Look below and pull out each line with the word "frmNewAutoTC".

========================================

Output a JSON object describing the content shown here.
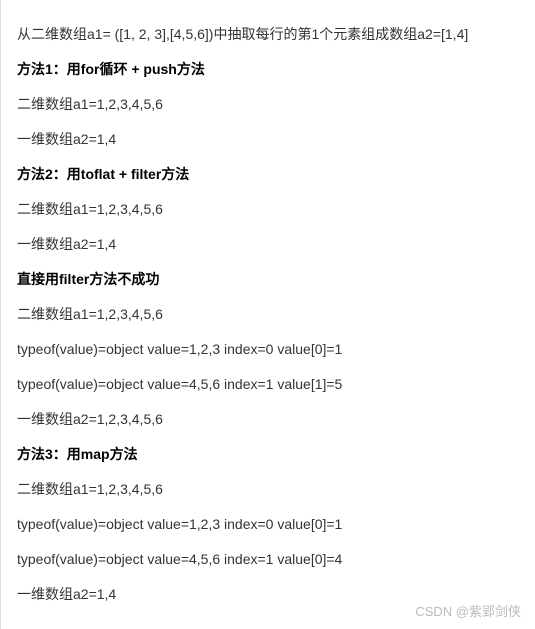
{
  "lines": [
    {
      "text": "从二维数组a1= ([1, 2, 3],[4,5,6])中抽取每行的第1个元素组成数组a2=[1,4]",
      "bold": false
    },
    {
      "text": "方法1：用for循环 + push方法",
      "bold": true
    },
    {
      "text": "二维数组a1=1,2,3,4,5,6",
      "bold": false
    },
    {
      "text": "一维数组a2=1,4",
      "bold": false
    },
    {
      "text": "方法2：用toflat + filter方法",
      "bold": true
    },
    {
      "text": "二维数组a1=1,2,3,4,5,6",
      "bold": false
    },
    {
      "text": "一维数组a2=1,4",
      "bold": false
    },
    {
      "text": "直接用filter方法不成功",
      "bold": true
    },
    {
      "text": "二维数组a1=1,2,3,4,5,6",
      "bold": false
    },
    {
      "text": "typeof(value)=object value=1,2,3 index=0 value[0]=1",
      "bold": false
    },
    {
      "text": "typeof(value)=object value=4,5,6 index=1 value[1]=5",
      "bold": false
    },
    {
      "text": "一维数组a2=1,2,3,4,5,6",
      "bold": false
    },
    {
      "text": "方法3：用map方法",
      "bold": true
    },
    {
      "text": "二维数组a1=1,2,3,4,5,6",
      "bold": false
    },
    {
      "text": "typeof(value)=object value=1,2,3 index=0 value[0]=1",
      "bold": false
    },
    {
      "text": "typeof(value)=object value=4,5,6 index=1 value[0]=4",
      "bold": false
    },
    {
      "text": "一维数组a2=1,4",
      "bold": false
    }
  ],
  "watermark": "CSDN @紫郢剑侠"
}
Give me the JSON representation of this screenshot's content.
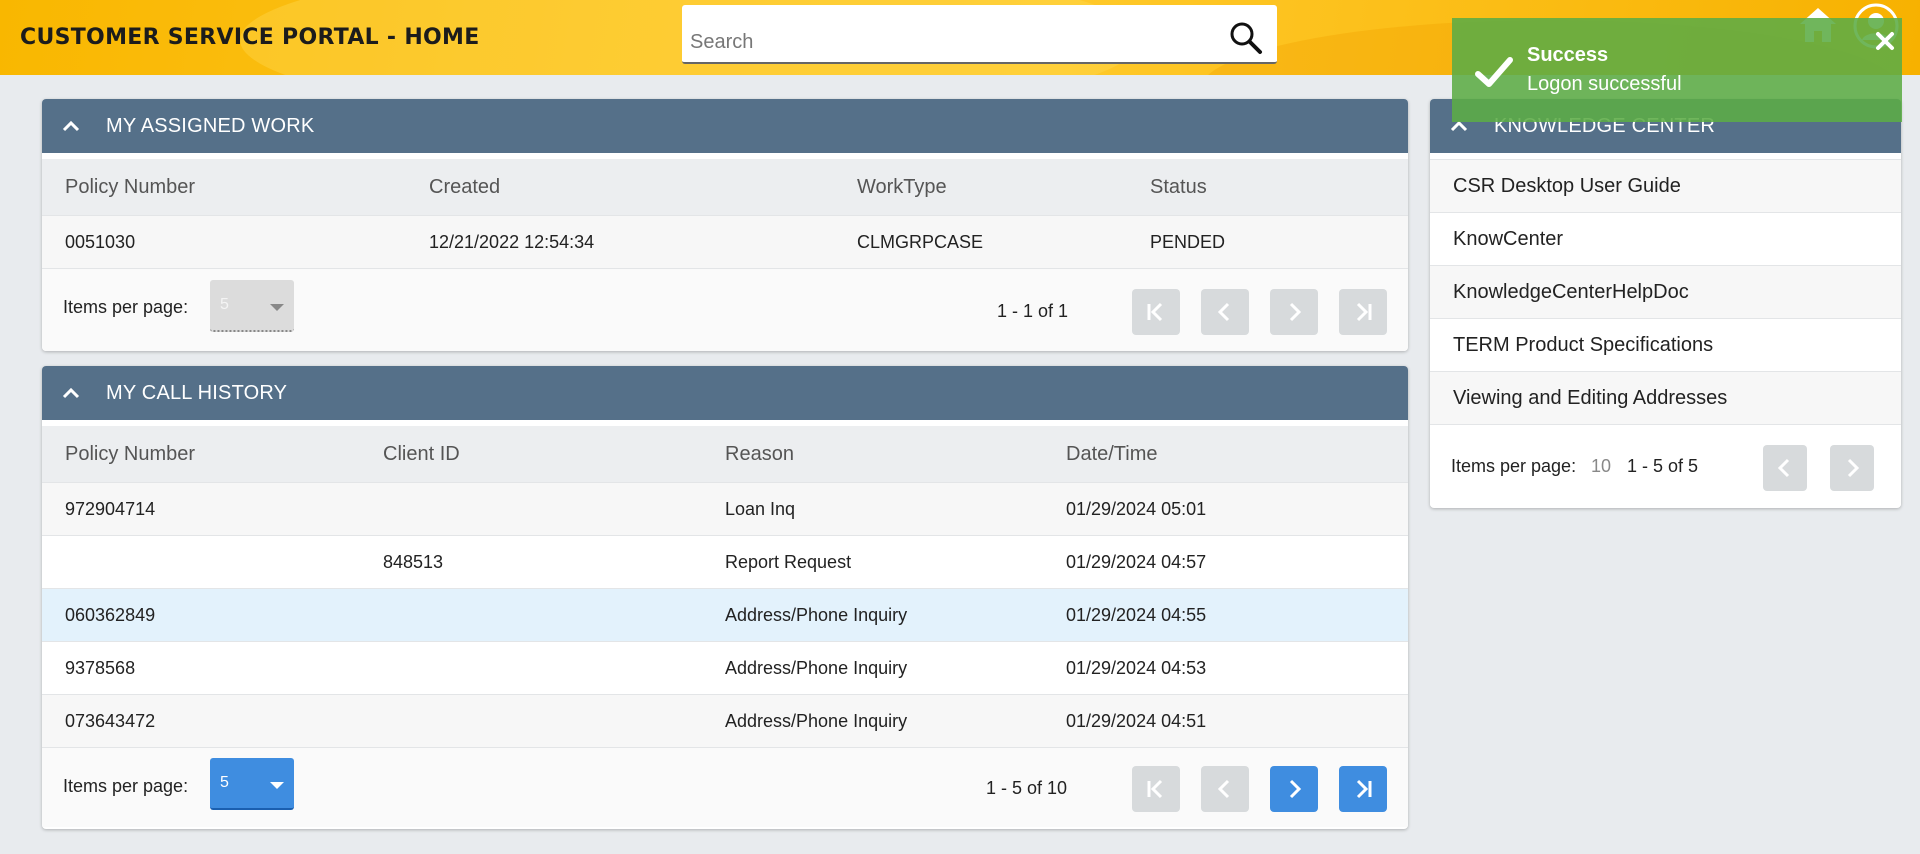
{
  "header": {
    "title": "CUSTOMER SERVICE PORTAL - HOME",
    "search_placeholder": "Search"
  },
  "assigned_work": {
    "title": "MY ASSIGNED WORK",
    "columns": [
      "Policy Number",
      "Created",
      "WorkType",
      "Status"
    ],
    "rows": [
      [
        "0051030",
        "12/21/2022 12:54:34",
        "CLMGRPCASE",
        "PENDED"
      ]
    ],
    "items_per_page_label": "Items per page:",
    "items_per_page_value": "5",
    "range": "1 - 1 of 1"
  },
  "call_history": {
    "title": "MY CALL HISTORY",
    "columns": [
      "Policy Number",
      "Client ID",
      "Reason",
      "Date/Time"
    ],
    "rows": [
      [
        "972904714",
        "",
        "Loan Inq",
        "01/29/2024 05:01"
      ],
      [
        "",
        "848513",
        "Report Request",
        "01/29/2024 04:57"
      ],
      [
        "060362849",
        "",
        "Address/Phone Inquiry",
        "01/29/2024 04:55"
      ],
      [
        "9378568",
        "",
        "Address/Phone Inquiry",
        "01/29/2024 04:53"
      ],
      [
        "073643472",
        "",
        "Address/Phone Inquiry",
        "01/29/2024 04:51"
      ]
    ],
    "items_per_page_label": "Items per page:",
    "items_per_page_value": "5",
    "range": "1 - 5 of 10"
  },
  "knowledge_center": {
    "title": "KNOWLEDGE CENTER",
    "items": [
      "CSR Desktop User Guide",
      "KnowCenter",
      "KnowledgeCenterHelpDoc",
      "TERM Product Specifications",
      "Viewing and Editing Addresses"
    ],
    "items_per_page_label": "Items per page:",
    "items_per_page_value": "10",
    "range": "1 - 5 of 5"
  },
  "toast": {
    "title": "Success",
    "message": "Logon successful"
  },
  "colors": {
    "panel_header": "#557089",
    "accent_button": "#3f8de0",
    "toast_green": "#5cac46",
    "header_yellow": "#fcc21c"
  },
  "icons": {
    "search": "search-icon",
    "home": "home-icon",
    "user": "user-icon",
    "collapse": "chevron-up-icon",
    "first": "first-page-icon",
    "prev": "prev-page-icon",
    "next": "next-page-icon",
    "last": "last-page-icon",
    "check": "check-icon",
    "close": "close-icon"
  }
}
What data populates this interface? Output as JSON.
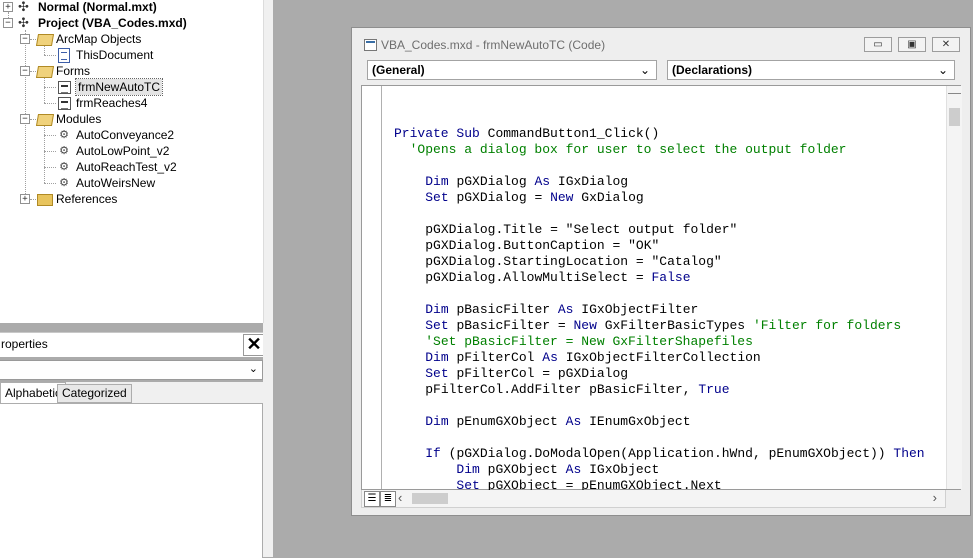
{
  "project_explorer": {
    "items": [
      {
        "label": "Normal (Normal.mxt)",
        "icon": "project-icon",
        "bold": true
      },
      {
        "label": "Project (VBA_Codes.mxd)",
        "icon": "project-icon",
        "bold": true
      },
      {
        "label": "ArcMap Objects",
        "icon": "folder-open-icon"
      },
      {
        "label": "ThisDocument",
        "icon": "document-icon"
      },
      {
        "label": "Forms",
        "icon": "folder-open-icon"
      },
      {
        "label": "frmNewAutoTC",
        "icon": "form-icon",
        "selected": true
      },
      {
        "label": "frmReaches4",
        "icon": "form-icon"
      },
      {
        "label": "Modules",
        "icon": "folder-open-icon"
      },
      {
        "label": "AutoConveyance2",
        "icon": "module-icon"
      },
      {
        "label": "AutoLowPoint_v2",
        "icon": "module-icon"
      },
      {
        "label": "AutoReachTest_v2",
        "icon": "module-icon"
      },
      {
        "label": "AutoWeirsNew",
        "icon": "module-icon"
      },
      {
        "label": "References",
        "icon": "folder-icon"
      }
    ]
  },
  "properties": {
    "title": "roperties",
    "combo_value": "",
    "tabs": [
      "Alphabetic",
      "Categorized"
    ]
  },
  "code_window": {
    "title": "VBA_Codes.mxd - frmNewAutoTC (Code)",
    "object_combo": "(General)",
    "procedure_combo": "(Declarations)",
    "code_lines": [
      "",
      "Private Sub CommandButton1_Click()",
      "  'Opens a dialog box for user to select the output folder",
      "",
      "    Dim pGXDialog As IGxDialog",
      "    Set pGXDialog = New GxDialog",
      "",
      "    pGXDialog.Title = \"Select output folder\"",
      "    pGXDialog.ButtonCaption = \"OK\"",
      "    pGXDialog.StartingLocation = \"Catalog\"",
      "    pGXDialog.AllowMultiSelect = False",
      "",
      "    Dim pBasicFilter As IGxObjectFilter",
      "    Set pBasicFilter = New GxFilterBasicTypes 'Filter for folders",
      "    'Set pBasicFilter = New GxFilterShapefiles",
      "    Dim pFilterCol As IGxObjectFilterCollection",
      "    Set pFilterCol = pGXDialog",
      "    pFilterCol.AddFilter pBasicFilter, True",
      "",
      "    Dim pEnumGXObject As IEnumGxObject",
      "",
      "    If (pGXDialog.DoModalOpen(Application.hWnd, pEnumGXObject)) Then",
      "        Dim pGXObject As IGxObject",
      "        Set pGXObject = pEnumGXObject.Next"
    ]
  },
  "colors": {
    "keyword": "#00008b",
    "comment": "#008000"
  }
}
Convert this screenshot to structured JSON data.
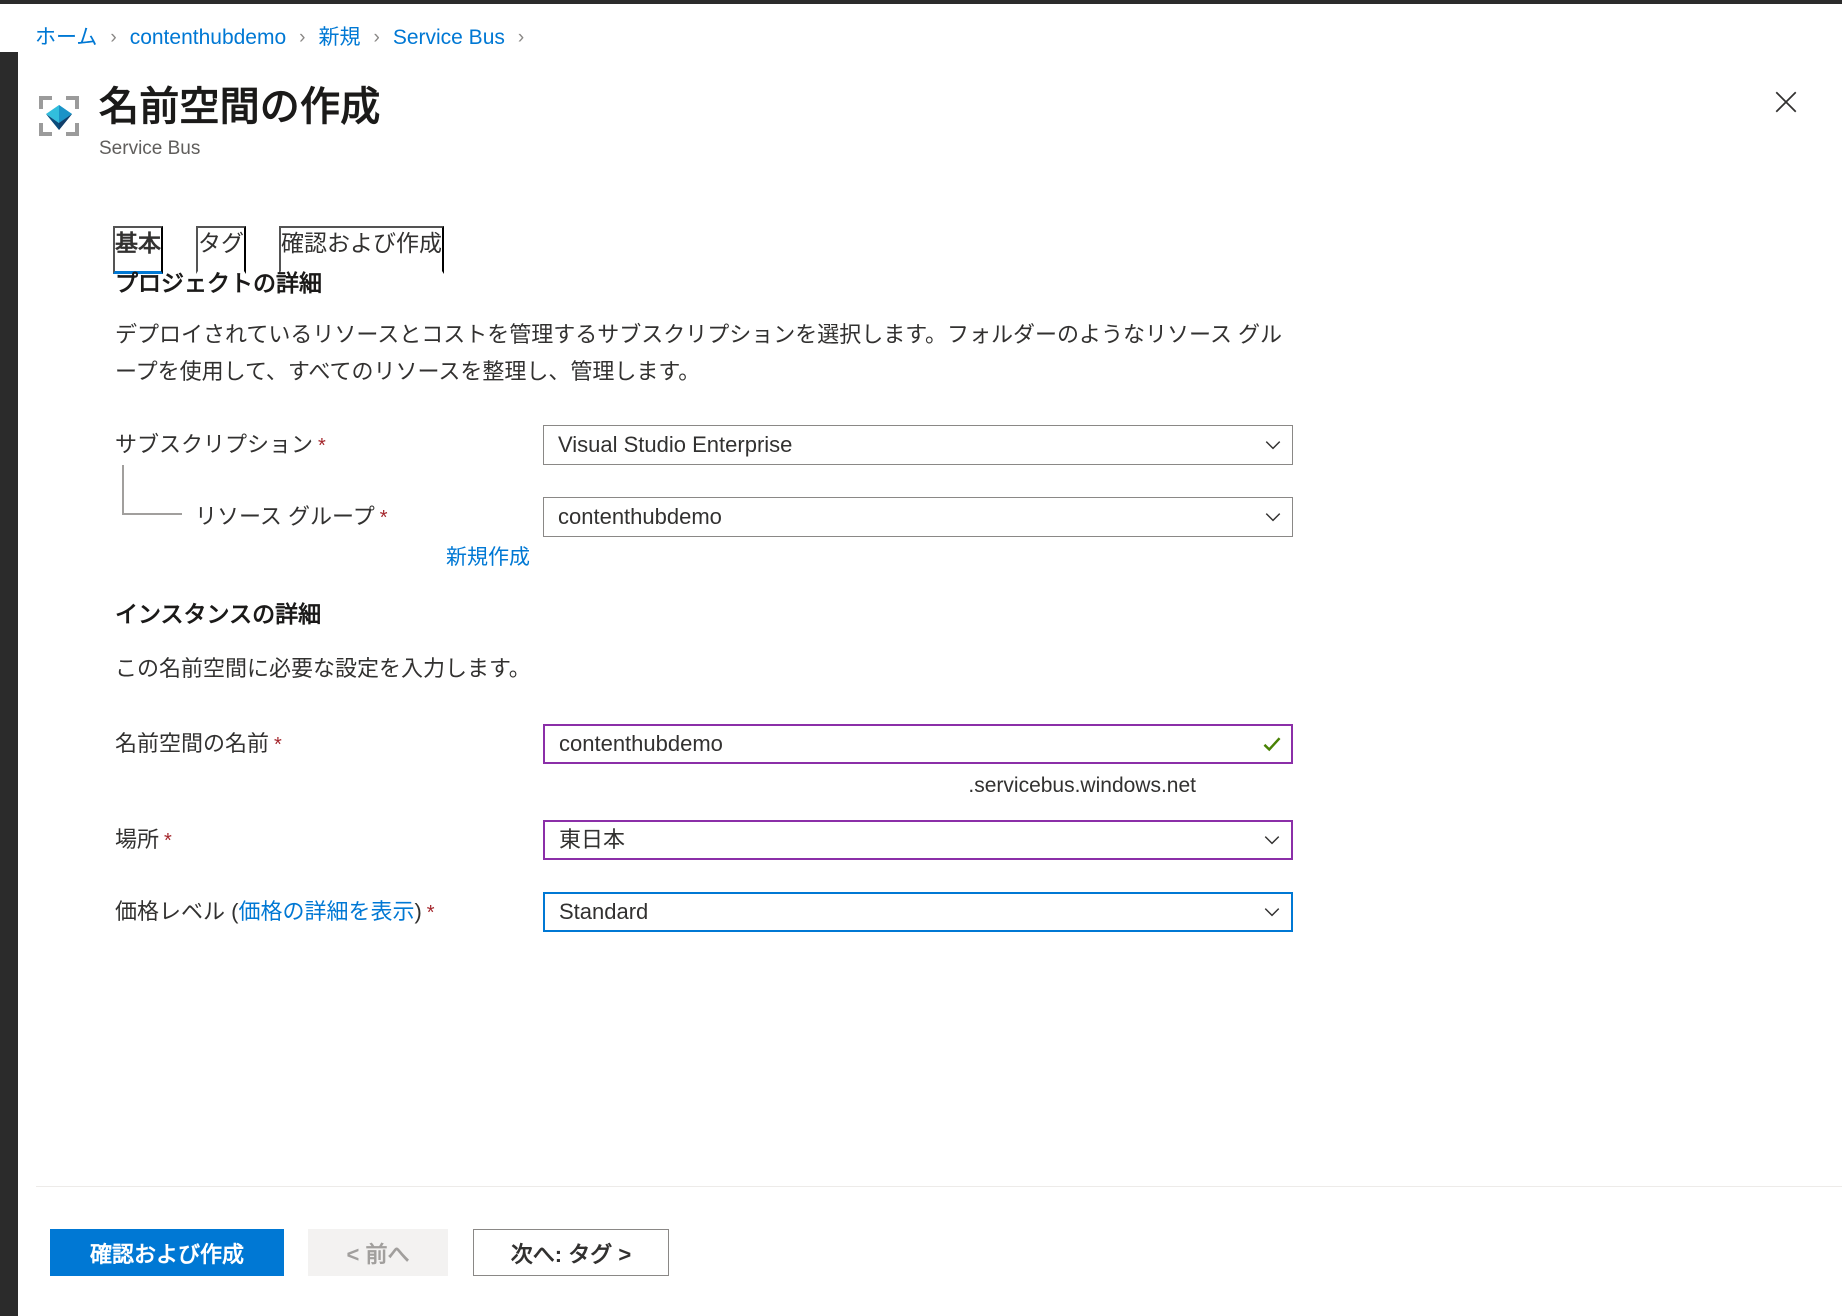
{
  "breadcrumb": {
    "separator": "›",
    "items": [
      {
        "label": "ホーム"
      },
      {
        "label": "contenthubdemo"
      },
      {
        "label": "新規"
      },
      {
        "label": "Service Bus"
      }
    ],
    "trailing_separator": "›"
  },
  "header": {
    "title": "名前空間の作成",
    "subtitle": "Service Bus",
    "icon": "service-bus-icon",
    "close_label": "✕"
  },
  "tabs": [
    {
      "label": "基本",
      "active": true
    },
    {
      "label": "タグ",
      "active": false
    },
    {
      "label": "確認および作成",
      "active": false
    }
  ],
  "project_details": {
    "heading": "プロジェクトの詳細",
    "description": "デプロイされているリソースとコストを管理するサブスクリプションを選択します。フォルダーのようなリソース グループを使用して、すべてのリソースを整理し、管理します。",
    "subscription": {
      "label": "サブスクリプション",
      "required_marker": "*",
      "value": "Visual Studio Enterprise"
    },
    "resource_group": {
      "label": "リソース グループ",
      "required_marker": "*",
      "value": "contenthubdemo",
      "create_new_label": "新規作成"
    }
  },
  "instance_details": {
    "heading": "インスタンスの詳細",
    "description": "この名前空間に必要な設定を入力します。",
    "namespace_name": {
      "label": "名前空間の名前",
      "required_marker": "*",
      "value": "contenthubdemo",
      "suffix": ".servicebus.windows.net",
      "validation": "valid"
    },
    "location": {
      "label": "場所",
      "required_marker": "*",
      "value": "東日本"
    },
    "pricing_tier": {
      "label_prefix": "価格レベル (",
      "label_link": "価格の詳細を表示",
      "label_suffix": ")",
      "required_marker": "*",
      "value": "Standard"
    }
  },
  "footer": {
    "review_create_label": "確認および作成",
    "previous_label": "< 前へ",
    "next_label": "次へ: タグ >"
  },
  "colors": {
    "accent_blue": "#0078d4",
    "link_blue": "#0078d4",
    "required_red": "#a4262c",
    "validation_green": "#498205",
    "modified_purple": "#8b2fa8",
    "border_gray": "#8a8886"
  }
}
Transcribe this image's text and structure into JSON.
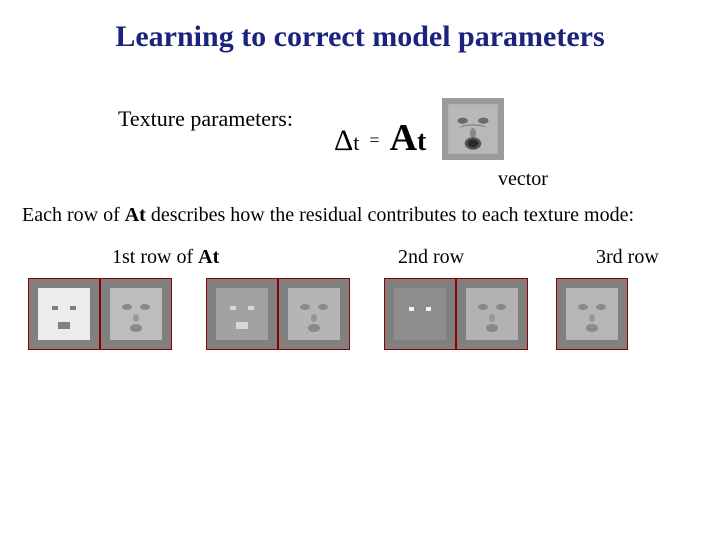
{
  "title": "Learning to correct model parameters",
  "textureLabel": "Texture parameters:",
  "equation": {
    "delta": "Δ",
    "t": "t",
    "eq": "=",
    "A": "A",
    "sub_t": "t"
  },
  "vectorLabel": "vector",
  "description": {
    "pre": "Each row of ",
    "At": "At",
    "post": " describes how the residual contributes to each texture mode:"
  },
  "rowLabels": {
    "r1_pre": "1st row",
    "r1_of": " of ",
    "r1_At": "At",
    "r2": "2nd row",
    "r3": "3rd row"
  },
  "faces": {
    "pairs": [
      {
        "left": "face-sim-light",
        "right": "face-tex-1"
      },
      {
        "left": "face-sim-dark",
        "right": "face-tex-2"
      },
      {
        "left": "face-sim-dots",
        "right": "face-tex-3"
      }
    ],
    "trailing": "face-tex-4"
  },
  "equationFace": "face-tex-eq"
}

========================================

*WRITTEN ANSWER*
        "label": "frmNewAutoTC",
    "title": "VBA_Codes.mxd - frmNewAutoTC (Code)",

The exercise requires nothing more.